**What is being asked:** Copy the lines in the entries below word for word, from the line with "pin-icon[interactable]: 📌 bbox=[233, 380, 245, 391]" to the line with "browser-search-bar[interactable]: ⌕ Search", including both of those lines.

(Element placement data)
________________________

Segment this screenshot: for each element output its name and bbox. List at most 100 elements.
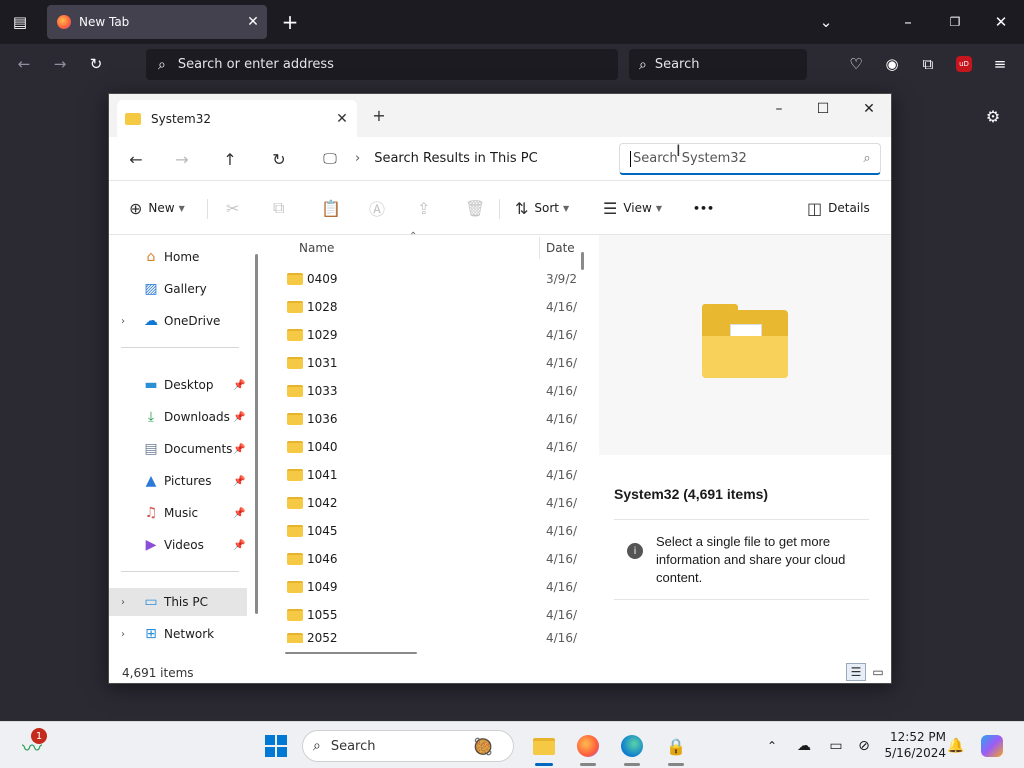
pin-icon[interactable]: 📌 bbox=[233, 380, 245, 391]
chevron-right-icon[interactable]: › bbox=[121, 597, 125, 608]
chevron-down-icon[interactable]: ⌄ bbox=[812, 8, 840, 36]
ublock-icon[interactable]: uD bbox=[950, 50, 978, 78]
firefox-taskbar-icon[interactable] bbox=[572, 730, 604, 762]
breadcrumb[interactable]: › Search Results in This PC bbox=[355, 151, 538, 166]
pin-icon[interactable]: 📌 bbox=[233, 412, 245, 423]
file-list-vertical-scrollbar[interactable] bbox=[581, 252, 584, 270]
view-button[interactable]: ☰ View ▼ bbox=[603, 194, 662, 222]
reload-icon[interactable]: ↻ bbox=[82, 50, 110, 78]
nav-item-pictures[interactable]: ▲ Pictures 📌 bbox=[109, 467, 247, 495]
browser-search-bar[interactable]: ⌕ Search bbox=[629, 49, 807, 80]
tiles-view-icon[interactable]: ▭ bbox=[868, 663, 888, 681]
taskbar-search-input[interactable]: Search bbox=[331, 739, 473, 754]
file-row[interactable]: 2052 4/16/ bbox=[269, 629, 591, 643]
nav-item-downloads[interactable]: ⤓ Downloads 📌 bbox=[109, 403, 247, 431]
search-input[interactable]: Search System32 bbox=[633, 151, 854, 166]
chevron-right-icon[interactable]: › bbox=[121, 629, 125, 640]
start-icon[interactable] bbox=[260, 730, 292, 762]
maximize-icon[interactable]: ☐ bbox=[801, 96, 845, 122]
chevron-up-icon[interactable]: ⌃ bbox=[756, 730, 788, 762]
nav-item-videos[interactable]: ▶ Videos 📌 bbox=[109, 531, 247, 559]
nav-item-home[interactable]: ⌂ Home bbox=[109, 243, 247, 271]
explorer-tab-system32[interactable]: System32 ✕ bbox=[117, 100, 357, 137]
pin-icon[interactable]: 📌 bbox=[233, 508, 245, 519]
refresh-icon[interactable]: ↻ bbox=[264, 145, 294, 173]
nav-item-music[interactable]: ♫ Music 📌 bbox=[109, 499, 247, 527]
file-row[interactable]: 1033 4/16/ bbox=[269, 377, 591, 405]
taskbar-search[interactable]: ⌕ Search 🥘 bbox=[302, 730, 514, 762]
file-row[interactable]: 1042 4/16/ bbox=[269, 489, 591, 517]
cloud-offline-icon[interactable]: ☁ bbox=[788, 730, 820, 762]
file-row[interactable]: 1028 4/16/ bbox=[269, 293, 591, 321]
file-row[interactable]: 1041 4/16/ bbox=[269, 461, 591, 489]
gear-icon[interactable]: ⚙ bbox=[979, 102, 1007, 130]
extensions-icon[interactable]: ⧉ bbox=[914, 50, 942, 78]
account-icon[interactable]: ◉ bbox=[878, 50, 906, 78]
file-row[interactable]: 1031 4/16/ bbox=[269, 349, 591, 377]
new-button[interactable]: ⊕ New ▼ bbox=[129, 194, 185, 222]
details-view-icon[interactable]: ☰ bbox=[846, 663, 866, 681]
copilot-icon[interactable] bbox=[976, 730, 1008, 762]
file-row[interactable]: 1049 4/16/ bbox=[269, 573, 591, 601]
more-options-button[interactable]: ••• bbox=[693, 194, 714, 222]
column-header-name[interactable]: Name bbox=[299, 241, 334, 255]
pin-icon[interactable]: 📌 bbox=[233, 444, 245, 455]
nav-item-this-pc[interactable]: › ▭ This PC bbox=[109, 588, 247, 616]
close-tab-icon[interactable]: ✕ bbox=[327, 111, 357, 127]
paste-button[interactable]: 📋 bbox=[321, 194, 341, 222]
forward-icon[interactable]: → bbox=[167, 145, 197, 173]
pocket-icon[interactable]: ♡ bbox=[842, 50, 870, 78]
nav-scrollbar[interactable] bbox=[255, 254, 258, 614]
details-button[interactable]: ◫ Details bbox=[807, 194, 870, 222]
cut-button[interactable]: ✂ bbox=[226, 194, 239, 222]
up-icon[interactable]: ↑ bbox=[215, 145, 245, 173]
browser-tab-new-tab[interactable]: New Tab ✕ bbox=[47, 5, 267, 39]
nav-item-onedrive[interactable]: › ☁ OneDrive bbox=[109, 307, 247, 335]
browser-search-input[interactable]: Search bbox=[655, 57, 700, 72]
forward-icon[interactable]: → bbox=[46, 50, 74, 78]
file-explorer-taskbar-icon[interactable] bbox=[528, 730, 560, 762]
pin-icon[interactable]: 📌 bbox=[233, 540, 245, 551]
file-row[interactable]: 1046 4/16/ bbox=[269, 545, 591, 573]
network-status-icon[interactable]: ⊘ bbox=[848, 730, 880, 762]
file-list-horizontal-scrollbar[interactable] bbox=[285, 652, 417, 654]
file-row[interactable]: 1055 4/16/ bbox=[269, 601, 591, 629]
system-clock[interactable]: 12:52 PM 5/16/2024 bbox=[880, 729, 946, 761]
address-input[interactable]: Search or enter address bbox=[178, 57, 334, 72]
delete-button[interactable]: 🗑 bbox=[465, 194, 485, 222]
edge-taskbar-icon[interactable] bbox=[616, 730, 648, 762]
menu-icon[interactable]: ≡ bbox=[986, 50, 1014, 78]
pin-icon[interactable]: 📌 bbox=[233, 476, 245, 487]
file-row[interactable]: 1029 4/16/ bbox=[269, 321, 591, 349]
restore-icon[interactable]: ❐ bbox=[941, 8, 969, 36]
nav-item-desktop[interactable]: ▬ Desktop 📌 bbox=[109, 371, 247, 399]
sort-button[interactable]: ⇅ Sort ▼ bbox=[515, 194, 569, 222]
nav-item-gallery[interactable]: ▨ Gallery bbox=[109, 275, 247, 303]
breadcrumb-search-results[interactable]: Search Results in This PC bbox=[374, 151, 537, 166]
new-tab-button[interactable]: + bbox=[276, 8, 304, 36]
copy-button[interactable]: ⧉ bbox=[273, 194, 284, 222]
share-button[interactable]: ⇪ bbox=[417, 194, 430, 222]
nav-item-network[interactable]: › ⊞ Network bbox=[109, 620, 247, 648]
nav-item-documents[interactable]: ▤ Documents 📌 bbox=[109, 435, 247, 463]
rename-button[interactable]: Ⓐ bbox=[369, 194, 385, 222]
security-taskbar-icon[interactable]: 🔒 bbox=[660, 730, 692, 762]
back-icon[interactable]: ← bbox=[121, 145, 151, 173]
list-all-tabs-icon[interactable]: ▤ bbox=[6, 8, 34, 36]
back-icon[interactable]: ← bbox=[10, 50, 38, 78]
minimize-icon[interactable]: – bbox=[757, 96, 801, 122]
file-row[interactable]: 1036 4/16/ bbox=[269, 405, 591, 433]
column-divider[interactable] bbox=[539, 237, 540, 259]
monitor-icon[interactable]: 🖵 bbox=[315, 145, 345, 173]
close-tab-icon[interactable]: ✕ bbox=[239, 14, 267, 30]
file-row[interactable]: 0409 3/9/2 bbox=[269, 265, 591, 293]
file-row[interactable]: 1040 4/16/ bbox=[269, 433, 591, 461]
new-tab-button[interactable]: + bbox=[369, 106, 389, 126]
file-row[interactable]: 1045 4/16/ bbox=[269, 517, 591, 545]
minimize-icon[interactable]: – bbox=[894, 8, 922, 36]
search-box[interactable]: Search System32 ⌕ bbox=[619, 143, 881, 175]
address-bar[interactable]: ⌕ Search or enter address bbox=[146, 49, 618, 80]
column-header-date[interactable]: Date bbox=[546, 241, 575, 255]
close-window-icon[interactable]: ✕ bbox=[847, 96, 891, 122]
chevron-right-icon[interactable]: › bbox=[121, 316, 125, 327]
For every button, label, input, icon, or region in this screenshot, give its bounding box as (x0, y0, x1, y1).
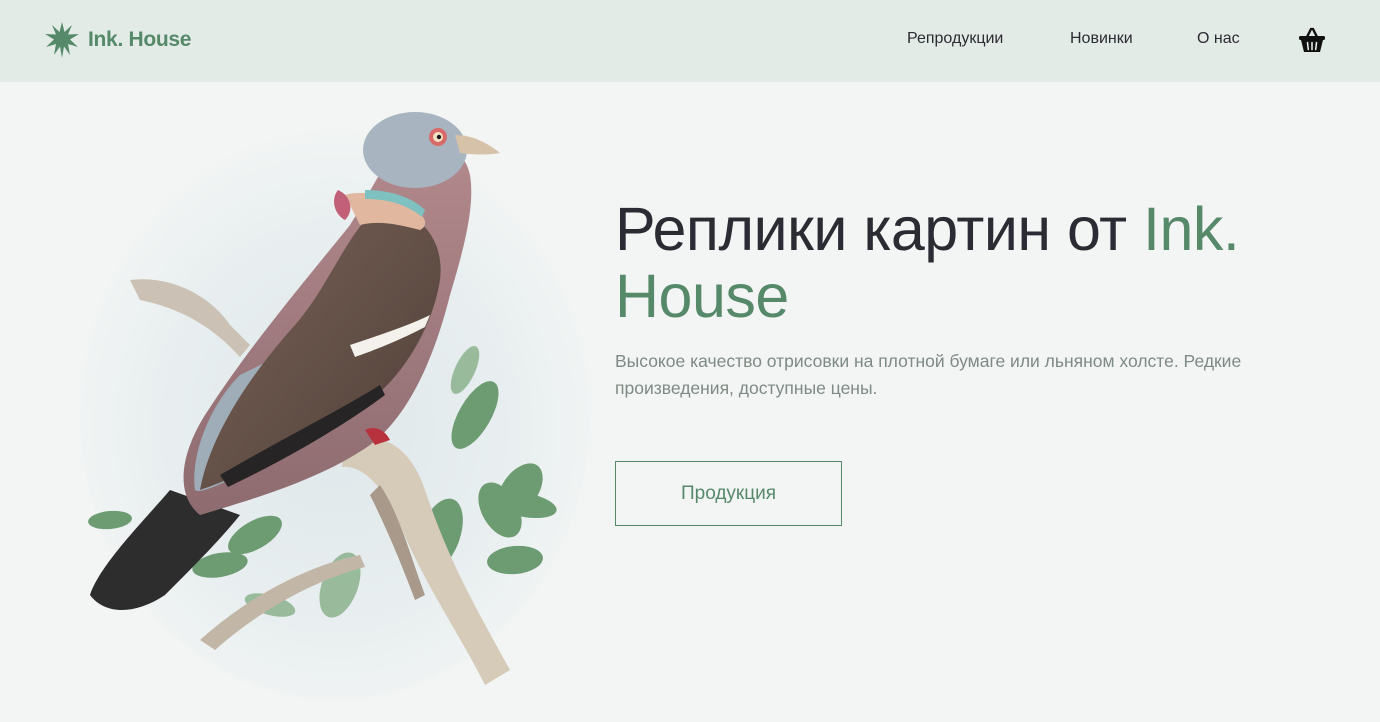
products-button[interactable]: Продукция (615, 461, 842, 526)
star-burst-logo-icon (45, 22, 79, 58)
nav-item-new-arrivals[interactable]: Новинки (1070, 30, 1133, 52)
hero-title-main: Реплики картин от (615, 195, 1143, 263)
nav-item-reproductions[interactable]: Репродукции (907, 30, 1003, 52)
nav-item-about[interactable]: О нас (1197, 30, 1240, 52)
logo-link[interactable]: Ink. House (45, 22, 192, 58)
basket-icon[interactable] (1298, 27, 1326, 53)
pigeon-illustration (80, 112, 590, 700)
hero-title: Реплики картин от Ink. House (615, 196, 1335, 330)
site-header: Ink. House Репродукции Новинки О нас (0, 0, 1380, 82)
brand-name: Ink. House (88, 28, 192, 51)
hero-subtitle: Высокое качество отрисовки на плотной бу… (615, 351, 1242, 398)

________________________

**Answer to this exercise:**
pin-icon[interactable]: 📌 bbox=[233, 380, 245, 391]
chevron-right-icon[interactable]: › bbox=[121, 597, 125, 608]
chevron-down-icon[interactable]: ⌄ bbox=[812, 8, 840, 36]
ublock-icon[interactable]: uD bbox=[950, 50, 978, 78]
firefox-taskbar-icon[interactable] bbox=[572, 730, 604, 762]
breadcrumb[interactable]: › Search Results in This PC bbox=[355, 151, 538, 166]
pin-icon[interactable]: 📌 bbox=[233, 412, 245, 423]
file-list-vertical-scrollbar[interactable] bbox=[581, 252, 584, 270]
view-button[interactable]: ☰ View ▼ bbox=[603, 194, 662, 222]
reload-icon[interactable]: ↻ bbox=[82, 50, 110, 78]
nav-item-pictures[interactable]: ▲ Pictures 📌 bbox=[109, 467, 247, 495]
browser-search-bar[interactable]: ⌕ Search bbox=[629, 49, 807, 80]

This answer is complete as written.